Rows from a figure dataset

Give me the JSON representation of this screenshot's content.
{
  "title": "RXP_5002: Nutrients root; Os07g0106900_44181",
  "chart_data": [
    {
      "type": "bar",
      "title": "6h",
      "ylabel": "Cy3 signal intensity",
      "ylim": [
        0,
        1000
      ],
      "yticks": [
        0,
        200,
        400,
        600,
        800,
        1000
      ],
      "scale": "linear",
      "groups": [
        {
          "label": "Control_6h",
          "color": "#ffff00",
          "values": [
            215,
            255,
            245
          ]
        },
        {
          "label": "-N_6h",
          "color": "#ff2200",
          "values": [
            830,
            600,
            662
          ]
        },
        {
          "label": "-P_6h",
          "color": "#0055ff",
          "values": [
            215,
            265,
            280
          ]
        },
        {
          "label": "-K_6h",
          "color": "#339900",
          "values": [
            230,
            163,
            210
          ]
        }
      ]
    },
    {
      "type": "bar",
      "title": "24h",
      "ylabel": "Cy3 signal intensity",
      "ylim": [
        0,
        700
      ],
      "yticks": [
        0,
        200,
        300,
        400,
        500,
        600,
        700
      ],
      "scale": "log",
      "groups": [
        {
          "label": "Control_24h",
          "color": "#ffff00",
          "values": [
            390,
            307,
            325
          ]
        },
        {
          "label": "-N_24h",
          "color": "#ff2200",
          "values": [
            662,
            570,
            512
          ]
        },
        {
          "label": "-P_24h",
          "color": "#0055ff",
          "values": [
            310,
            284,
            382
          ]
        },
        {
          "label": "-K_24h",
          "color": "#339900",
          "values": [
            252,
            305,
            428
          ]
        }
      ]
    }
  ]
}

...

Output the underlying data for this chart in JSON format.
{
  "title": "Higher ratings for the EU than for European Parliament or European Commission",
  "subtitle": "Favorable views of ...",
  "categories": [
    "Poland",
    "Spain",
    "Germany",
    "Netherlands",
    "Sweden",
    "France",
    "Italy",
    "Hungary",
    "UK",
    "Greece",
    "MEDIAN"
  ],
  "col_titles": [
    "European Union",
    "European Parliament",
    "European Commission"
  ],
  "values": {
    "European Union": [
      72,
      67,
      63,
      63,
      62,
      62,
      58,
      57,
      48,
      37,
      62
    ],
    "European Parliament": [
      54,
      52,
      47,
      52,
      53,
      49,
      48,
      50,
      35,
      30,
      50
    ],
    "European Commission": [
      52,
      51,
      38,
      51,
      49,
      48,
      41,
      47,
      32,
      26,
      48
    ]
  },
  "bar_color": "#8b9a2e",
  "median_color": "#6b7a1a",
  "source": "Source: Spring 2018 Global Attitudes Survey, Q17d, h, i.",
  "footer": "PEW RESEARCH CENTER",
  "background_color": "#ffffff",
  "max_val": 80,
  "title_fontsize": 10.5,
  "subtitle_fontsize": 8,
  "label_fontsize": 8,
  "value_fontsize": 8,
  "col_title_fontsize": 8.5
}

--

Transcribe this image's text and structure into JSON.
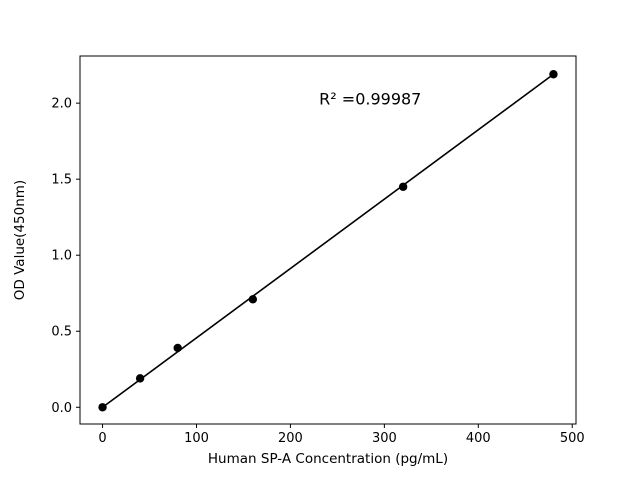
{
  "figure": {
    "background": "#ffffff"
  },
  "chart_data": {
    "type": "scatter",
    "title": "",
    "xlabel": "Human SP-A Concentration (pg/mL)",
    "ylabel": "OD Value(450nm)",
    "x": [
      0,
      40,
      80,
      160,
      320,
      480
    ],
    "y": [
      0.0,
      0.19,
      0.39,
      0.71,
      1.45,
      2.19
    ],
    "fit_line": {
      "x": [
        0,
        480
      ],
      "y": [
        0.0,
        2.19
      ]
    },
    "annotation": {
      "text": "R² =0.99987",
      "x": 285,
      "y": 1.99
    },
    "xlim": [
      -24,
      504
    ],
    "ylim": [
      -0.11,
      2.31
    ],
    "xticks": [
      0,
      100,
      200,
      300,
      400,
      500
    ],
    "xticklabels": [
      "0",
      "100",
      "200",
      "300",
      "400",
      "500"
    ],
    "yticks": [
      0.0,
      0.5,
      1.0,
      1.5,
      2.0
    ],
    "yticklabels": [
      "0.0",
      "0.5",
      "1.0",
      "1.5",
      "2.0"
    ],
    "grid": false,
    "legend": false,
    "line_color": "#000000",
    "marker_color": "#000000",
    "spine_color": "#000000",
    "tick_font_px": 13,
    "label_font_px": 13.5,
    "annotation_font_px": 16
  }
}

* _To do_
Which lines contain the word "text"? Return each of them.

* _Solution to the problem_
Transcribe this image's text and structure into JSON.
      "text": "R² =0.99987",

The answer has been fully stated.